ENTRIES SUPPLIED:
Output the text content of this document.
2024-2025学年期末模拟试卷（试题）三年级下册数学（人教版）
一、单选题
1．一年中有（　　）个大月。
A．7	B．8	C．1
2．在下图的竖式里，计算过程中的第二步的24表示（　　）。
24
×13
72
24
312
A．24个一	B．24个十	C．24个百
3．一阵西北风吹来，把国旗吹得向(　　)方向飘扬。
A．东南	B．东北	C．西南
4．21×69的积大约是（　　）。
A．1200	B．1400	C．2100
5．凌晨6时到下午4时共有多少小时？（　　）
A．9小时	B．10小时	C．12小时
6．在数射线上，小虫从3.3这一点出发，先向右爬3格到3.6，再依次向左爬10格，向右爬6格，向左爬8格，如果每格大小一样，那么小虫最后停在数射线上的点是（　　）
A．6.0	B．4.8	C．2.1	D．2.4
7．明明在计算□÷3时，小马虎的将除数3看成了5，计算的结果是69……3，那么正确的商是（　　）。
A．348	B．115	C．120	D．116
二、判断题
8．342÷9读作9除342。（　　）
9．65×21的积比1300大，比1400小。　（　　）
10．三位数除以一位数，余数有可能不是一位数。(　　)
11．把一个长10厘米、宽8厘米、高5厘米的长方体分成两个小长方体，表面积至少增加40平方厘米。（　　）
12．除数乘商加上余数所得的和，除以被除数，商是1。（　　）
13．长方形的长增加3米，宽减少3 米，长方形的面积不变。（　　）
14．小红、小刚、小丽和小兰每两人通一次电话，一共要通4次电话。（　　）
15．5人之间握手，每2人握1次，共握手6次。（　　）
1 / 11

AIM: Reproduce the entries above exactly.

FINAL RESULT:
Output the text content of this document.
2024-2025学年期末模拟试卷（试题）三年级下册数学（人教版）
一、单选题
1．一年中有（　　）个大月。
A．7	B．8	C．1
2．在下图的竖式里，计算过程中的第二步的24表示（　　）。
24
×13
72
24
312
A．24个一	B．24个十	C．24个百
3．一阵西北风吹来，把国旗吹得向(　　)方向飘扬。
A．东南	B．东北	C．西南
4．21×69的积大约是（　　）。
A．1200	B．1400	C．2100
5．凌晨6时到下午4时共有多少小时？（　　）
A．9小时	B．10小时	C．12小时
6．在数射线上，小虫从3.3这一点出发，先向右爬3格到3.6，再依次向左爬10格，向右爬6格，向左爬8格，如果每格大小一样，那么小虫最后停在数射线上的点是（　　）
A．6.0	B．4.8	C．2.1	D．2.4
7．明明在计算□÷3时，小马虎的将除数3看成了5，计算的结果是69……3，那么正确的商是（　　）。
A．348	B．115	C．120	D．116
二、判断题
8．342÷9读作9除342。（　　）
9．65×21的积比1300大，比1400小。　（　　）
10．三位数除以一位数，余数有可能不是一位数。(　　)
11．把一个长10厘米、宽8厘米、高5厘米的长方体分成两个小长方体，表面积至少增加40平方厘米。（　　）
12．除数乘商加上余数所得的和，除以被除数，商是1。（　　）
13．长方形的长增加3米，宽减少3 米，长方形的面积不变。（　　）
14．小红、小刚、小丽和小兰每两人通一次电话，一共要通4次电话。（　　）
15．5人之间握手，每2人握1次，共握手6次。（　　）
1 / 11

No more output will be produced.